# [GESTELLTE AUFGABE]
Mit welchem Ergebnis verlor der Hamburger SV laut dem Text über den HSV am 33. Spieltag der vergangenen Saison unter Trainer Hannes Wolf?

+++ VORLIEGENDER TEXT +++

Tobias Escher

22. Juni 2020

Als die Hamburger Aufstellung über den Bildschirm flimmerte, wurden unschöne Erinnerungen wach. Erinnerungen an den 33. Spieltag der vergangenen Saison, als der Hamburger SV unter Trainer Hannes Wolf seine letzte Aufstiegschance wahren wollte. Wolf hatte sich entschieden, eine gänzlich neue taktische Ausrichtung auszuprobieren. Wie es endete, wissen wir alle. Mit Douglas Santos als Zehner und Gotoku Sakai als Linksverteidiger ging der HSV 1:4 unter.

Vorspulen um ein Jahr. Am 33. Spieltag musste der Hamburger SV gegen Heidenheim gewinnen, um sich zumindest sicher für die Relegation zu qualifizieren. Zugleich hätte ein Unentschieden genügt, um in der Tabelle vor Gegner Heidenheim zu bleiben. Trainer Dieter Hecking tat das, was Wolf vor einem Jahr erfolglos gewagt hatte: Im wohl entscheidenden Spiel der Saison wählte er eine gänzlich neue taktische Ausrichtung.

+++ ZEILENAUSZÜGE +++

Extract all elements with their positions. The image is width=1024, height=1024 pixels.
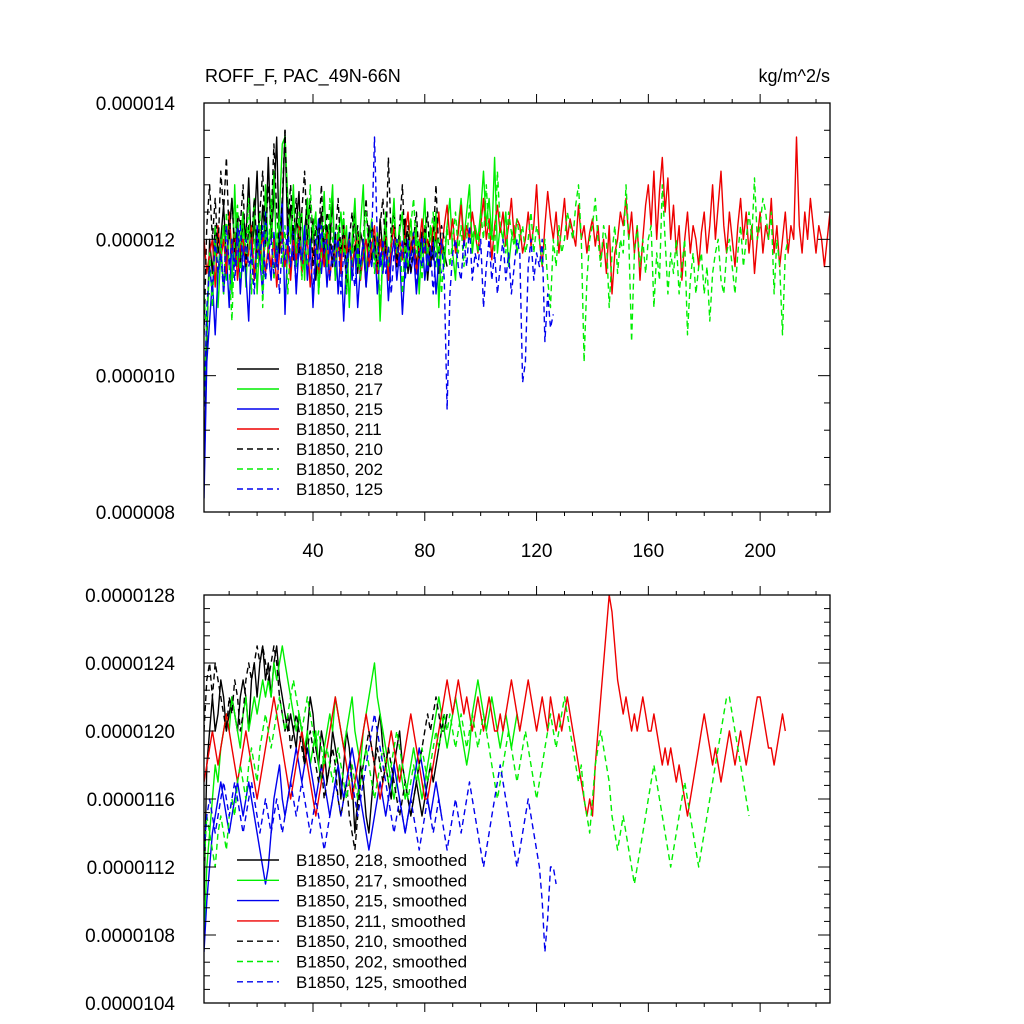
- y-tick-label: 0.000008: [96, 503, 175, 524]
- plot-area: [204, 129, 830, 499]
- x-tick-label: 120: [521, 541, 553, 562]
- y-tick-label: 0.000012: [96, 230, 175, 251]
- legend-label: B1850, 211, smoothed: [296, 912, 466, 931]
- legend-label: B1850, 217: [296, 380, 383, 399]
- legend-label: B1850, 125: [296, 480, 383, 499]
- legend-label: B1850, 210: [296, 440, 383, 459]
- y-tick-label: 0.0000108: [85, 926, 175, 947]
- top-title-left: ROFF_F, PAC_49N-66N: [205, 66, 401, 87]
- legend-label: B1850, 215: [296, 400, 383, 419]
- series-line-3: [204, 136, 830, 295]
- y-tick-label: 0.0000116: [87, 790, 175, 811]
- y-tick-label: 0.000014: [96, 94, 176, 115]
- plot-area: [204, 595, 786, 953]
- x-tick-label: 200: [744, 541, 776, 562]
- legend-label: B1850, 202: [296, 460, 383, 479]
- top-panel: ROFF_F, PAC_49N-66N kg/m^2/s 40 80 120 160 2…: [96, 66, 831, 562]
- series-line-4: [204, 645, 445, 851]
- x-tick-label: 80: [414, 541, 435, 562]
- bottom-panel: 0.0000104 0.0000108 0.0000112 0.0000116 0.00…: [85, 586, 831, 1015]
- y-tick-label: 0.0000104: [85, 994, 175, 1015]
- series-line-1: [204, 645, 521, 936]
- y-tick-label: 0.0000112: [87, 858, 175, 879]
- legend-label: B1850, 210, smoothed: [296, 932, 467, 951]
- legend-label: B1850, 218: [296, 360, 383, 379]
- legend-label: B1850, 217, smoothed: [296, 871, 467, 890]
- x-tick-label: 160: [632, 541, 664, 562]
- series-line-6: [204, 713, 557, 953]
- axes-frame: [203, 102, 831, 513]
- legend-label: B1850, 215, smoothed: [296, 892, 467, 911]
- series-line-4: [204, 129, 445, 335]
- y-tick-label: 0.0000128: [85, 586, 175, 607]
- legend-label: B1850, 202, smoothed: [296, 953, 467, 972]
- series-line-6: [204, 136, 554, 417]
- series-line-5: [204, 679, 750, 885]
- y-tick-label: 0.0000120: [85, 722, 175, 743]
- series-line-5: [204, 170, 789, 363]
- y-tick-label: 0.0000124: [85, 654, 175, 675]
- top-title-right: kg/m^2/s: [759, 66, 830, 86]
- legend-label: B1850, 218, smoothed: [296, 851, 467, 870]
- y-tick-label: 0.000010: [96, 367, 175, 388]
- x-tick-label: 40: [302, 541, 323, 562]
- series-line-3: [204, 595, 786, 817]
- legend-label: B1850, 211: [296, 420, 382, 439]
- legend-label: B1850, 125, smoothed: [296, 973, 467, 992]
- series-line-1: [204, 136, 521, 403]
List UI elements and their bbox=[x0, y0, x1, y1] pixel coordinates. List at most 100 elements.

+++

# [ERLEDIGTE AUFGABE]
Mit 1:4.